WHAT THE TASK ASKS: Lines containing the string "reverse" are to be collected in full.

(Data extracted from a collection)
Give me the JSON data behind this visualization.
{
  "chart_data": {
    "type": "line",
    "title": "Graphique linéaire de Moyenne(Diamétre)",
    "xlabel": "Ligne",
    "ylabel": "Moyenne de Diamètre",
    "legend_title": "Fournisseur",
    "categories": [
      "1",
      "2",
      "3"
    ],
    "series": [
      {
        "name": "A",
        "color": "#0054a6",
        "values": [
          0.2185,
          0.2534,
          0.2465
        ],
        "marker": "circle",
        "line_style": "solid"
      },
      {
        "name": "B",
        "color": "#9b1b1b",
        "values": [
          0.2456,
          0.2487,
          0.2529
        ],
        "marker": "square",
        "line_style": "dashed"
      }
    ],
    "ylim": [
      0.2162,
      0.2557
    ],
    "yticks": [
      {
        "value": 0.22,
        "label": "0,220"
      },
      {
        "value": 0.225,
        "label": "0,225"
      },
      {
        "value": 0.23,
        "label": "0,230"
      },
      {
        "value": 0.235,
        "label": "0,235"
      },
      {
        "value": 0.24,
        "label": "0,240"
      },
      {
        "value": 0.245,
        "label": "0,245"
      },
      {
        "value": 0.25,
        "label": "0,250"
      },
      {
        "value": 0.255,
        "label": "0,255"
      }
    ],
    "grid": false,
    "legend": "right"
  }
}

--

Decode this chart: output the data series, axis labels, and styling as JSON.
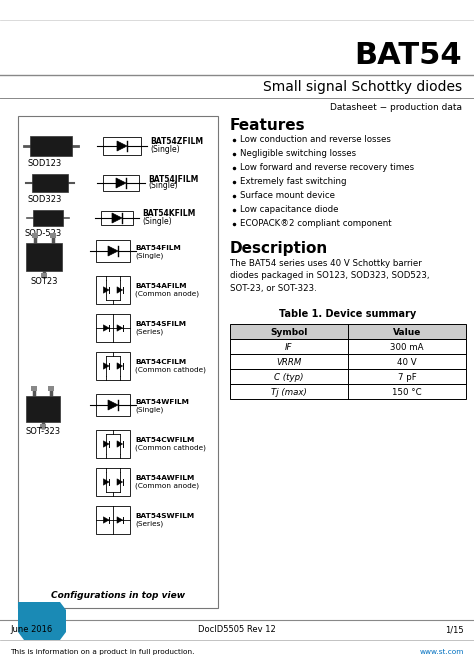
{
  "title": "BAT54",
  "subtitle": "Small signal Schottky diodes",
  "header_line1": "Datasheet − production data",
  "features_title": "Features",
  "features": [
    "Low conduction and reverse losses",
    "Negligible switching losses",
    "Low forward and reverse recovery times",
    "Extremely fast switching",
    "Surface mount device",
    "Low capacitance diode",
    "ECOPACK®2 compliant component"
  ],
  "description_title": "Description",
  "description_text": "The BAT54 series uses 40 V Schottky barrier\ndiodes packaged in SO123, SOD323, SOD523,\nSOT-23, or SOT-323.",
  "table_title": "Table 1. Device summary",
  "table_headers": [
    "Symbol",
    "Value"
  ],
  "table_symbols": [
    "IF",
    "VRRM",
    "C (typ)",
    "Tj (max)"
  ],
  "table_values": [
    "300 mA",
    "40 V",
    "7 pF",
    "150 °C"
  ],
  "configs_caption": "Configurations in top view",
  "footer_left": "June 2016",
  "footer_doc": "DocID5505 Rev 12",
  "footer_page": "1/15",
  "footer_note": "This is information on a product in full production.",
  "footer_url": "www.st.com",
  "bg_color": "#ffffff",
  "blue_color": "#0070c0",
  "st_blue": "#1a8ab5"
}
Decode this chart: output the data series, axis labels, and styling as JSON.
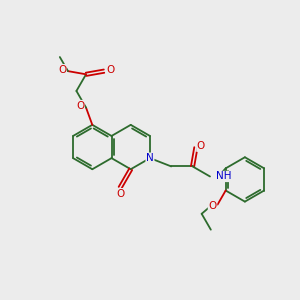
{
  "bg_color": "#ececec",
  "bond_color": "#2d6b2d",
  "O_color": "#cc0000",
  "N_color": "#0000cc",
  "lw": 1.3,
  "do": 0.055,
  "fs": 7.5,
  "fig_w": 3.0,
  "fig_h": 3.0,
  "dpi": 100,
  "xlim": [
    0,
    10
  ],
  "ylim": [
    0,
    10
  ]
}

==

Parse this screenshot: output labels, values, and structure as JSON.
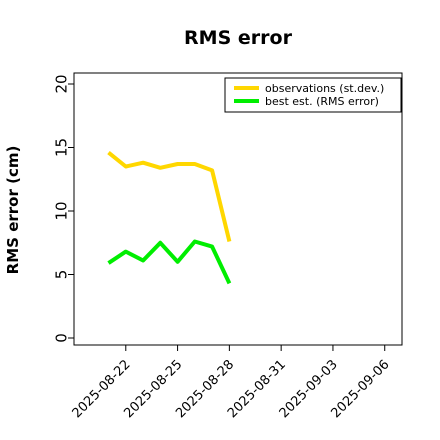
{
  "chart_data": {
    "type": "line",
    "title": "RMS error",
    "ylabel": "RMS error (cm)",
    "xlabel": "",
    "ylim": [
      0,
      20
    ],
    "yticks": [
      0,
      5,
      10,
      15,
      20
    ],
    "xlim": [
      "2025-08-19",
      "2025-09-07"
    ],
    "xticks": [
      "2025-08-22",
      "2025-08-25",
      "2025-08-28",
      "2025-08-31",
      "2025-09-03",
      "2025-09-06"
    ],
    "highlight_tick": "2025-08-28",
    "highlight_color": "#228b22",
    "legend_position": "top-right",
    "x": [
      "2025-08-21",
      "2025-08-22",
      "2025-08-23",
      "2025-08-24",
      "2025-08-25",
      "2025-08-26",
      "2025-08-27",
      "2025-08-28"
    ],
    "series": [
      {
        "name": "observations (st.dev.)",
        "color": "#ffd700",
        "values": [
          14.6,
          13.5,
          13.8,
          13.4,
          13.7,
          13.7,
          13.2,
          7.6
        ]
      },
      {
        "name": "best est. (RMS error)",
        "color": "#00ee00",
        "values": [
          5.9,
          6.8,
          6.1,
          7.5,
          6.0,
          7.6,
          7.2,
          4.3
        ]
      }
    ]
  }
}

ANSWER:
    "Low conduction and reverse losses",
    "Low forward and reverse recovery times",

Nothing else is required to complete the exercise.